> [EXERCISE DIRECTIONS]: Scan the records below. List lines holding "this".

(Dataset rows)
______________________________
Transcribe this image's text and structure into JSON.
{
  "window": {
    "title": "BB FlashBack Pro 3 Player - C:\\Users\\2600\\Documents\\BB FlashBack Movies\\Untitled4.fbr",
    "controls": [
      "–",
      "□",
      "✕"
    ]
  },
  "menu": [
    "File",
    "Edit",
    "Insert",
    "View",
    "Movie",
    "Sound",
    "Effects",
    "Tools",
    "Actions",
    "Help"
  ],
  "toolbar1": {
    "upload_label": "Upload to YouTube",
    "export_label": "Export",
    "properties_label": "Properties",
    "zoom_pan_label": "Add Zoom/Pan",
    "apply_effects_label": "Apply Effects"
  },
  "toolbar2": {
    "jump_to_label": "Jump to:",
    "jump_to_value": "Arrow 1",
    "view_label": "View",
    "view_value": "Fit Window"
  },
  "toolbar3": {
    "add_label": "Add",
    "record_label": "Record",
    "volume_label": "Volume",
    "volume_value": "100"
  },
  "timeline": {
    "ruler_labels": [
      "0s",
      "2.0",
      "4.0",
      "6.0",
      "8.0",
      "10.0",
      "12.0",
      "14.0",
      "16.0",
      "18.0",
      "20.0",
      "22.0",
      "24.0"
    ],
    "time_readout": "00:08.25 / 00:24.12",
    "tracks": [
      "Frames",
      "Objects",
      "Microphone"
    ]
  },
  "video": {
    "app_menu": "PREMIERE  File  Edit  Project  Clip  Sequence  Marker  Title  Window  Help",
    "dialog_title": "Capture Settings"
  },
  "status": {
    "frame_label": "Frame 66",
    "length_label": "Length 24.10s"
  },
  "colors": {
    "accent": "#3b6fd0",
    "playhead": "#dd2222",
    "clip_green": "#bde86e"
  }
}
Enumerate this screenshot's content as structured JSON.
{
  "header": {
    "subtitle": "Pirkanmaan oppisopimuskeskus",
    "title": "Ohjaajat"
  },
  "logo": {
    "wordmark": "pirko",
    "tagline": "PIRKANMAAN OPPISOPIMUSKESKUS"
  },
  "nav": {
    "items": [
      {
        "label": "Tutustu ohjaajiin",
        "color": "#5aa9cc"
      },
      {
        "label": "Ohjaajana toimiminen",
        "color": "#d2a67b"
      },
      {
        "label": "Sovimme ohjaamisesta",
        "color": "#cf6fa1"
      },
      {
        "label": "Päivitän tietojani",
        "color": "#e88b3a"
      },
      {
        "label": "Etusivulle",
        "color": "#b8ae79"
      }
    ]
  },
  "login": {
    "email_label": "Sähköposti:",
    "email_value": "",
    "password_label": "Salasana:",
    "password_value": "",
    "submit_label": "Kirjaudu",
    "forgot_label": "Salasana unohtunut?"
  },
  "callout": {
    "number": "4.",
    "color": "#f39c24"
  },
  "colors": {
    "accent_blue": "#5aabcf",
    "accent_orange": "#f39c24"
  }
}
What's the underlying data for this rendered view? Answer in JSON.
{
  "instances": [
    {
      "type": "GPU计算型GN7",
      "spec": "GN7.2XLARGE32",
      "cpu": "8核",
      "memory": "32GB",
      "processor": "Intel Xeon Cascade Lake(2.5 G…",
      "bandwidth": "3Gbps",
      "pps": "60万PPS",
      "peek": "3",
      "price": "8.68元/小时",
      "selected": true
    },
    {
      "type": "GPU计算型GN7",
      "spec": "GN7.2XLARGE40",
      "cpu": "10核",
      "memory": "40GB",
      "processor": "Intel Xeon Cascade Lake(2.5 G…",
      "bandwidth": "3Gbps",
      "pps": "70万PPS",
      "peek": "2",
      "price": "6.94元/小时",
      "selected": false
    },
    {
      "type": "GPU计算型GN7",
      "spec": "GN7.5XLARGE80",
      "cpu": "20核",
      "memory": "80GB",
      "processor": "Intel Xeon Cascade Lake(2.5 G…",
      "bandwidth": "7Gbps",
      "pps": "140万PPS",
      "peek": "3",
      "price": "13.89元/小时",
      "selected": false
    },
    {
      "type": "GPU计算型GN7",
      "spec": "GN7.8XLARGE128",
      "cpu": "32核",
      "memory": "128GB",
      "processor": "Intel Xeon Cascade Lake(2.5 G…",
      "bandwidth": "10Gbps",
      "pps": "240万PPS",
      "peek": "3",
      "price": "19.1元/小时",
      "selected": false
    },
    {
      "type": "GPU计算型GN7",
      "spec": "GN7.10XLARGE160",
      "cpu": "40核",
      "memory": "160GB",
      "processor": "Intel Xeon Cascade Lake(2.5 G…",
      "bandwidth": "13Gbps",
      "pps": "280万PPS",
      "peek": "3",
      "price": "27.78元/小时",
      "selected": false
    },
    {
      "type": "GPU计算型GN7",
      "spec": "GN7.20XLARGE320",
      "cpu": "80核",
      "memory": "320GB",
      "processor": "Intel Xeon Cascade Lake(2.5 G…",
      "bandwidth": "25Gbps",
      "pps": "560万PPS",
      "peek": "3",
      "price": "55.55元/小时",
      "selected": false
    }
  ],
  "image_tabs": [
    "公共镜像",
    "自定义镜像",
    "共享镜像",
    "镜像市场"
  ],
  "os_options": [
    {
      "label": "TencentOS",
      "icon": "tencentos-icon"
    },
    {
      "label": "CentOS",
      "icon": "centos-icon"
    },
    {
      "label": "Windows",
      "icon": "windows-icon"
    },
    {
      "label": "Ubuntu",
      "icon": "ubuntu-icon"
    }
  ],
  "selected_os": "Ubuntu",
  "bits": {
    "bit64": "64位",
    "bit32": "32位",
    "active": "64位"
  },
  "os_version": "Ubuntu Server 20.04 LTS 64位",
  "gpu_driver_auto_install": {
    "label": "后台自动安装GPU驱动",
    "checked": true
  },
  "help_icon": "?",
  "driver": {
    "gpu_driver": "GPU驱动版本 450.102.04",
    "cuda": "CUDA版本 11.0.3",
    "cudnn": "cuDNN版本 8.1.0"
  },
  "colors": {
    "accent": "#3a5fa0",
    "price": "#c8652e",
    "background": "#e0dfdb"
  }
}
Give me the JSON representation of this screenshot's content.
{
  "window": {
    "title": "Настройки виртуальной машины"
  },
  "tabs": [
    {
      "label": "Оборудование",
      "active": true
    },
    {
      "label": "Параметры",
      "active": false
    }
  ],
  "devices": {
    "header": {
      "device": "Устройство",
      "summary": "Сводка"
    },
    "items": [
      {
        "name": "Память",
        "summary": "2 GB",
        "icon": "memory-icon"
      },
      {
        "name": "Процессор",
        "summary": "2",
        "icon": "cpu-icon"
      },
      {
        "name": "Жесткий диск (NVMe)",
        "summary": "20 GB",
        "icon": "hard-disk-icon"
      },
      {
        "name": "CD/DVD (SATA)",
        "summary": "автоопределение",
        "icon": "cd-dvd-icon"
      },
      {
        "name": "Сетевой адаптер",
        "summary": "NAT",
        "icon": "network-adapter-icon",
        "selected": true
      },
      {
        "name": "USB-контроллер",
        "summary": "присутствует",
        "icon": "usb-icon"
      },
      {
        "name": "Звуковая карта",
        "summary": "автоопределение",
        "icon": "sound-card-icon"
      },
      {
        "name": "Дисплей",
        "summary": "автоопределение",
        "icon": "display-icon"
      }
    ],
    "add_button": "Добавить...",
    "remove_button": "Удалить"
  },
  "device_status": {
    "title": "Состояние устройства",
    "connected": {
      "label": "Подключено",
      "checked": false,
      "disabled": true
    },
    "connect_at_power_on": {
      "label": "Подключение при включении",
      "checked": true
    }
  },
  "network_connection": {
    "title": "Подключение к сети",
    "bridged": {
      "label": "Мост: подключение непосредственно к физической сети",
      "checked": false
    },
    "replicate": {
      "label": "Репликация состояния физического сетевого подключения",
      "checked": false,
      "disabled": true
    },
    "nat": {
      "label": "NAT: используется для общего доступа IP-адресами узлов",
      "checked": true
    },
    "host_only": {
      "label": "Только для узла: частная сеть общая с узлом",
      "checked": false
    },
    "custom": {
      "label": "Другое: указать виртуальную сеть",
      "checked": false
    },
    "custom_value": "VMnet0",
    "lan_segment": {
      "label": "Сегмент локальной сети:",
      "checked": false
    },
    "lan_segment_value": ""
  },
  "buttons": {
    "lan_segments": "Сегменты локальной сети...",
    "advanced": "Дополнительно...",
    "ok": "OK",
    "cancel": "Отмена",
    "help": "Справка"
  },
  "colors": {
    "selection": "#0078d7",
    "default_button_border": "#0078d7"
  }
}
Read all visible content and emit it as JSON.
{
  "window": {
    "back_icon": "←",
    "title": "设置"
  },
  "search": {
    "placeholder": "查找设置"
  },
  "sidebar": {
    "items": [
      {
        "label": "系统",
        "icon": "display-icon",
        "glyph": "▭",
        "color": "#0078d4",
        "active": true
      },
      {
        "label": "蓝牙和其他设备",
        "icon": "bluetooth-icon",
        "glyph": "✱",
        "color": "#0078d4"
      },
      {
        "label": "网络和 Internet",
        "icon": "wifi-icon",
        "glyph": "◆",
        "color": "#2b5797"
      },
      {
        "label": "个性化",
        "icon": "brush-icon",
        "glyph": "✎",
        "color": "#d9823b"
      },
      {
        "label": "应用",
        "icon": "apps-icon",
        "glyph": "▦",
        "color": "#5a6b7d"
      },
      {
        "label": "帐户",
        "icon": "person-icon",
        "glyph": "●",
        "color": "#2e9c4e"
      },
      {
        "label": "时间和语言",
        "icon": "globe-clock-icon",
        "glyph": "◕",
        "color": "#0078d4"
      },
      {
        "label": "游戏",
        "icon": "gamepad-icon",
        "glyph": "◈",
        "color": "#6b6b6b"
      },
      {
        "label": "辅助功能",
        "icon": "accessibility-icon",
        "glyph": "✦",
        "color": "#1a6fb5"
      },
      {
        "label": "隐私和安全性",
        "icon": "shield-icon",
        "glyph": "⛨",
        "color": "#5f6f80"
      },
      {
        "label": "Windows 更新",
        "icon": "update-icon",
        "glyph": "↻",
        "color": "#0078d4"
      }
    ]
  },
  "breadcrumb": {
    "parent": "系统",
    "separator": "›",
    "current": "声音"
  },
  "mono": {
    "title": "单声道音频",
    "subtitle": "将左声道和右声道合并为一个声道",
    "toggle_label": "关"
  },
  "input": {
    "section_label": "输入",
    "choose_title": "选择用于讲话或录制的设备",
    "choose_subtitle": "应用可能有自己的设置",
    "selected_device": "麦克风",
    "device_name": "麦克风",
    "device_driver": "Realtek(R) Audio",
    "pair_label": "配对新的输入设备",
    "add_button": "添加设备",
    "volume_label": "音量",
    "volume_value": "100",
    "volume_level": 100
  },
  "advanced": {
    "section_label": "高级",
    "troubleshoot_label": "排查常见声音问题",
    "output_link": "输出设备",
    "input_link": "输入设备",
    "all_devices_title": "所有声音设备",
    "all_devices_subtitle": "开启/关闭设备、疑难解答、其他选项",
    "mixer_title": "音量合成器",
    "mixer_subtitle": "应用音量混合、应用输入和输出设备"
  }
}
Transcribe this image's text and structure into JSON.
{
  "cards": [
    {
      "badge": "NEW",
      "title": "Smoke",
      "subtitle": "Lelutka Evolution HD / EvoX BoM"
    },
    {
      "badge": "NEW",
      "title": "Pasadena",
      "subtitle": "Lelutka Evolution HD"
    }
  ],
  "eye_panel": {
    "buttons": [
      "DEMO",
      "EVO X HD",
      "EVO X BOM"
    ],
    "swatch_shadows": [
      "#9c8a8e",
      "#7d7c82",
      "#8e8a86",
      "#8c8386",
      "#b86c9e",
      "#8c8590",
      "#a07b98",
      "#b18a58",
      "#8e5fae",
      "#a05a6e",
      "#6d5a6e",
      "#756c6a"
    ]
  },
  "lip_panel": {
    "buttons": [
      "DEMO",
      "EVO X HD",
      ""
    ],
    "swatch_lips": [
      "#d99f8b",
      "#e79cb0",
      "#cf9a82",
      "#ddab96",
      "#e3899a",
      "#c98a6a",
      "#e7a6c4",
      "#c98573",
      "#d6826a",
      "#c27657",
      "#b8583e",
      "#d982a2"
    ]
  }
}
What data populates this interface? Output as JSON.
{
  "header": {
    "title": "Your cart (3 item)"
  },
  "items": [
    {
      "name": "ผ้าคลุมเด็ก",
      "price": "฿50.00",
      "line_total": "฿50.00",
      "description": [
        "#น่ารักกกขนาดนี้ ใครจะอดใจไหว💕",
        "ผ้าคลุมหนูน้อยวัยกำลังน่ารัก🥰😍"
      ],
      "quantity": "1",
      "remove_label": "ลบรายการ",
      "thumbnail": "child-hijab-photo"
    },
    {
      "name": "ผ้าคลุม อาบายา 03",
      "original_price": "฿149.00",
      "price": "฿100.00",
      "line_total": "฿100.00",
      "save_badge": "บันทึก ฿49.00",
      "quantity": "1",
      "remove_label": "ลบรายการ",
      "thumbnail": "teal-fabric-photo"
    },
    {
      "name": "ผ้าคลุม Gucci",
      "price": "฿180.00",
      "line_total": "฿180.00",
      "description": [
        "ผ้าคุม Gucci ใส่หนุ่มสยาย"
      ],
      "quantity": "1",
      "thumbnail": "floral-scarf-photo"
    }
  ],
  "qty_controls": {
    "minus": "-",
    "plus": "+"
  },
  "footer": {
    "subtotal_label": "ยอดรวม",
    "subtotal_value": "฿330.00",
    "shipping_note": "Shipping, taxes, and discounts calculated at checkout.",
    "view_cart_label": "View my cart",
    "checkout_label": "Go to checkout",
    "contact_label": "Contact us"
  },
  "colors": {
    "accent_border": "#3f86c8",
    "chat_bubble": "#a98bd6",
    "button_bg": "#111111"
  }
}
______________________________
> [EXPECTED OUTPUT]:
Transcribe this image's text and structure into JSON.
Enumerate this screenshot's content as structured JSON.
What's the underlying data for this rendered view? Answer in JSON.
Give me the JSON representation of this screenshot's content.
Transcribe this image's text and structure into JSON.
What data populates this interface? Output as JSON.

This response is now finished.